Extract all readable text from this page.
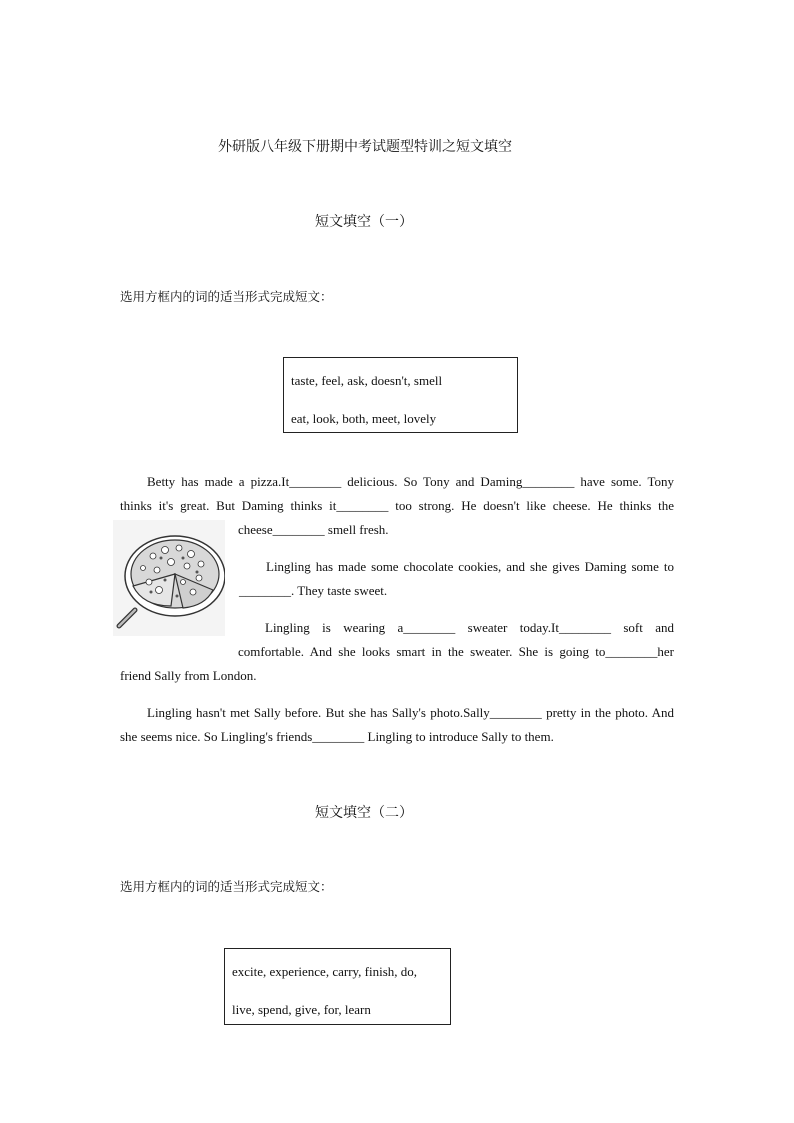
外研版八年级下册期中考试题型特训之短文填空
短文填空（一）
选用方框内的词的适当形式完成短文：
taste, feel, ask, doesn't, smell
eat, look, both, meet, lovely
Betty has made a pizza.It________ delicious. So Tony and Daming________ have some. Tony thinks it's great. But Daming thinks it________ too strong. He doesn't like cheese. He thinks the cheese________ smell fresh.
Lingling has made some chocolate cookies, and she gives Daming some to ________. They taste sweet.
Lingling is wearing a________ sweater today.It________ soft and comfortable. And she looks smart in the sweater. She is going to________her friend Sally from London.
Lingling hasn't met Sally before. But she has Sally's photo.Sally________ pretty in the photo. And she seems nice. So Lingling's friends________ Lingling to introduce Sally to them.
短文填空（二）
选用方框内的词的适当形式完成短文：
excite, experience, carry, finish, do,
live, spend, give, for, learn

•••••

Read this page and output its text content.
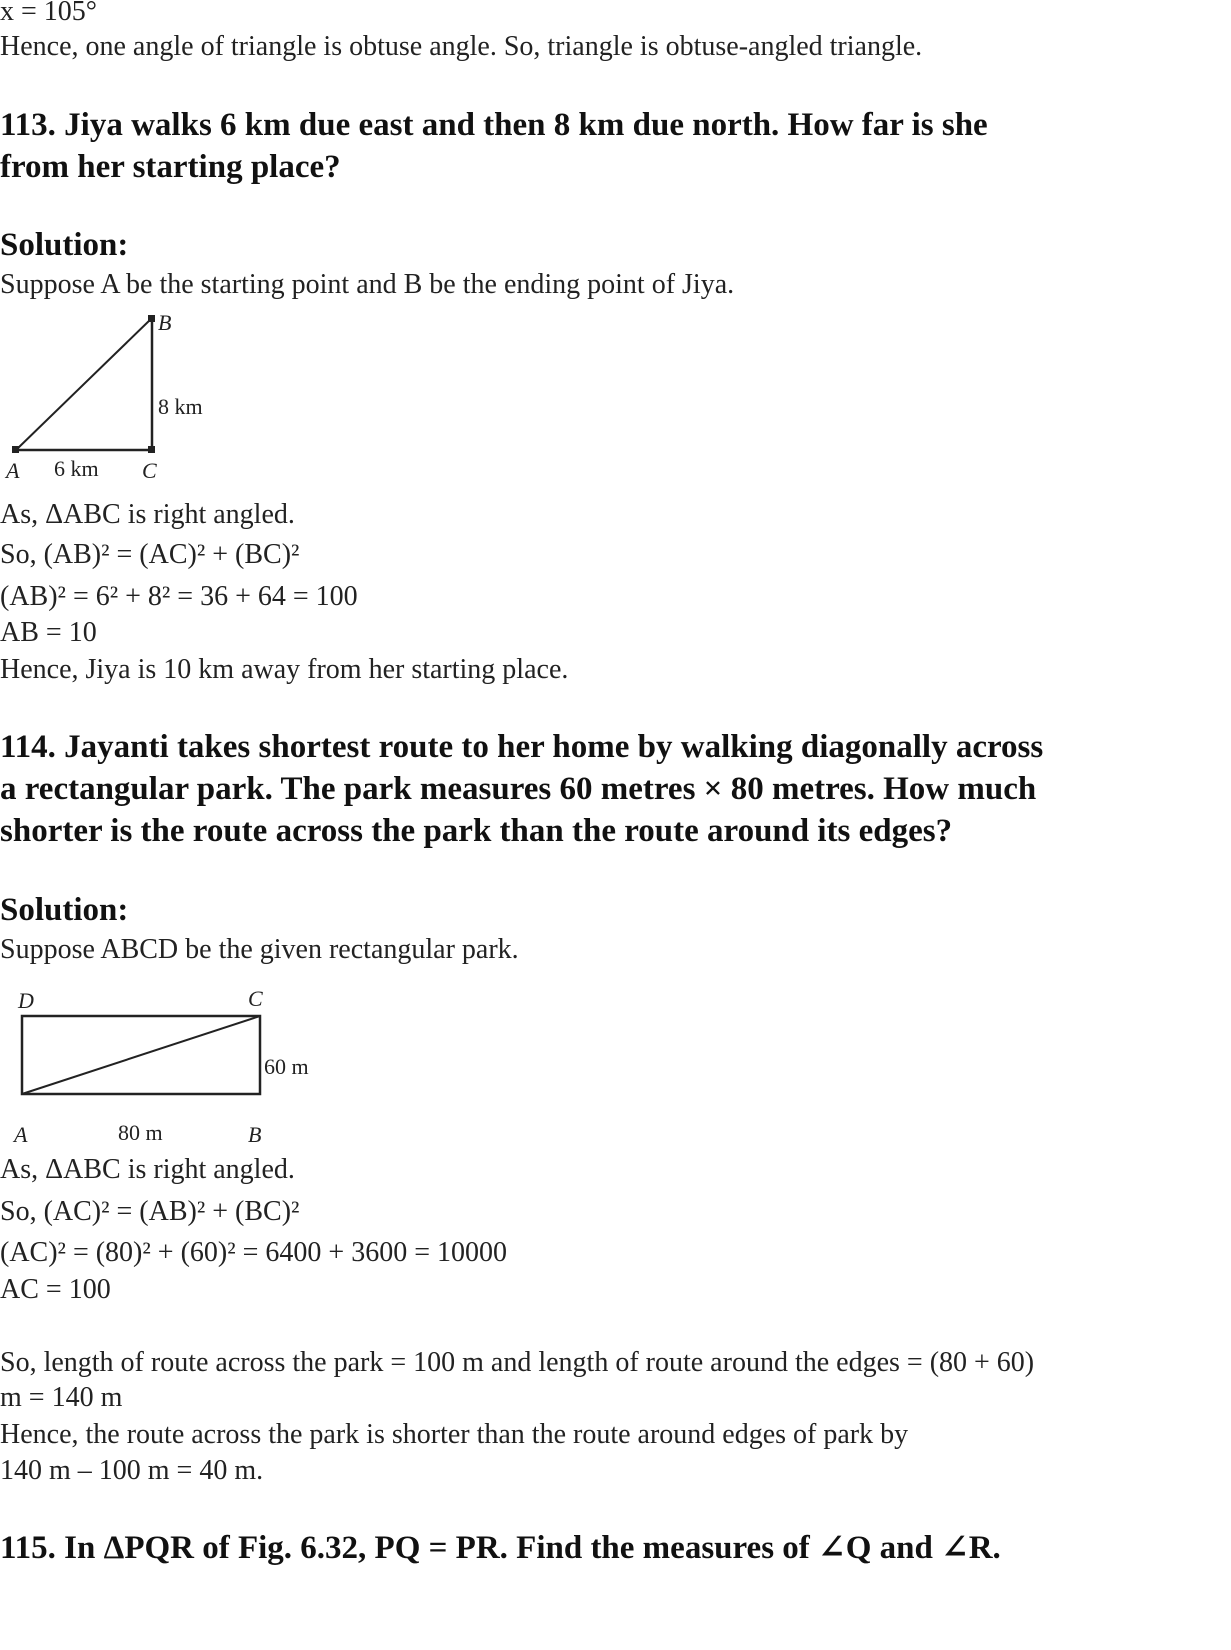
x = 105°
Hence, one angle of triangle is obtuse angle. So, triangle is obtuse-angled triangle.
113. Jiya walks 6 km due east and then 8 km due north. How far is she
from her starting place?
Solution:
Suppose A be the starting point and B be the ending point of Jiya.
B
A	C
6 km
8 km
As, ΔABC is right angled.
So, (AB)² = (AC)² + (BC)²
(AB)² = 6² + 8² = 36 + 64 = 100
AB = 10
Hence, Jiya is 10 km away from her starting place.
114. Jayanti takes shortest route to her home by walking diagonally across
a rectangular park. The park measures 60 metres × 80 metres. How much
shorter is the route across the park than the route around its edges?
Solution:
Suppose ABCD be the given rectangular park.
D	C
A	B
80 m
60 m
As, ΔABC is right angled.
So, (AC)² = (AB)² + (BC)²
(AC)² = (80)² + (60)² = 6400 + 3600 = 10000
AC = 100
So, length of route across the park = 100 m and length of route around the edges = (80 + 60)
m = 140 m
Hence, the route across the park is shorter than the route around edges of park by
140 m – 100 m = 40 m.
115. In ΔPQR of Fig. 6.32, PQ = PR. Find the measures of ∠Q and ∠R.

•••••

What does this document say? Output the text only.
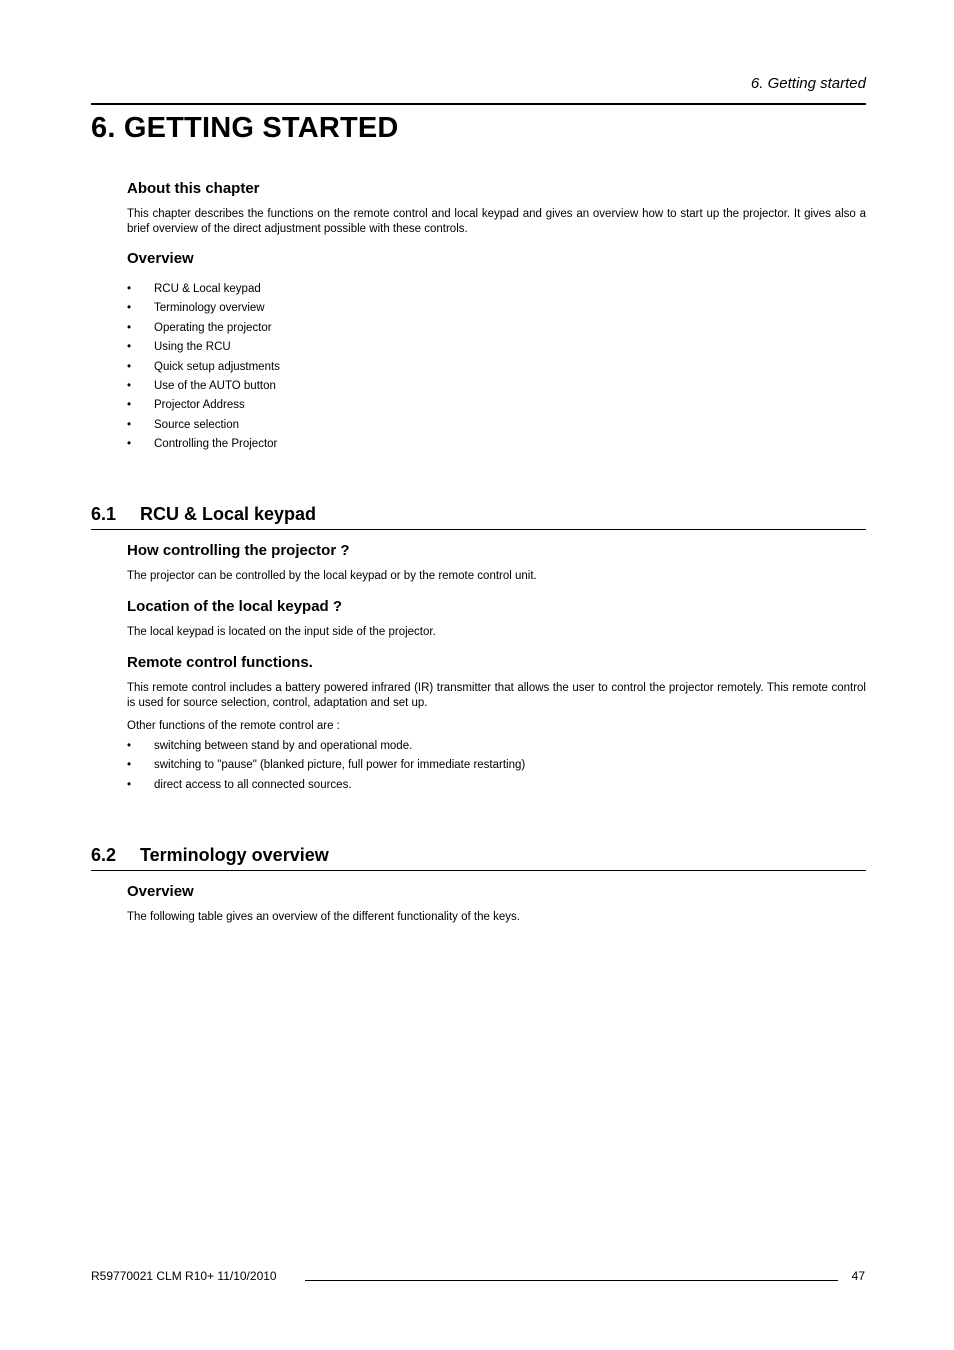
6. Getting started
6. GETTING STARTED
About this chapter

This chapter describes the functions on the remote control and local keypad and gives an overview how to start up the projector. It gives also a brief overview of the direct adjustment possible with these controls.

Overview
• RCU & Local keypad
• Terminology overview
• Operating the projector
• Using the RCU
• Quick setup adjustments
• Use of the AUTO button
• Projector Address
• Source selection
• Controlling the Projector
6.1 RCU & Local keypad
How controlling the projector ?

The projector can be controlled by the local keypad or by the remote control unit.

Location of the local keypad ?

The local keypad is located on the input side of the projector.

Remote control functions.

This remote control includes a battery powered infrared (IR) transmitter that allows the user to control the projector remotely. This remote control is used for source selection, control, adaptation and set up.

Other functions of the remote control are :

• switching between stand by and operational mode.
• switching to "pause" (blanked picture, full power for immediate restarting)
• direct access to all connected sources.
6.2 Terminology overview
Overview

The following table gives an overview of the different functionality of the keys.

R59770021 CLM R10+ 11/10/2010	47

•••••

● **Short problem**: Write out each line of the data that holds the string "gives".

● **The output**:
Lingling has made some chocolate cookies, and she gives Daming some to ________. They taste sweet.
This chapter describes the functions on the remote control and local keypad and gives an overview how to start up the projector. It gives also a brief overview of the direct adjustment possible with these controls.
The following table gives an overview of the different functionality of the keys.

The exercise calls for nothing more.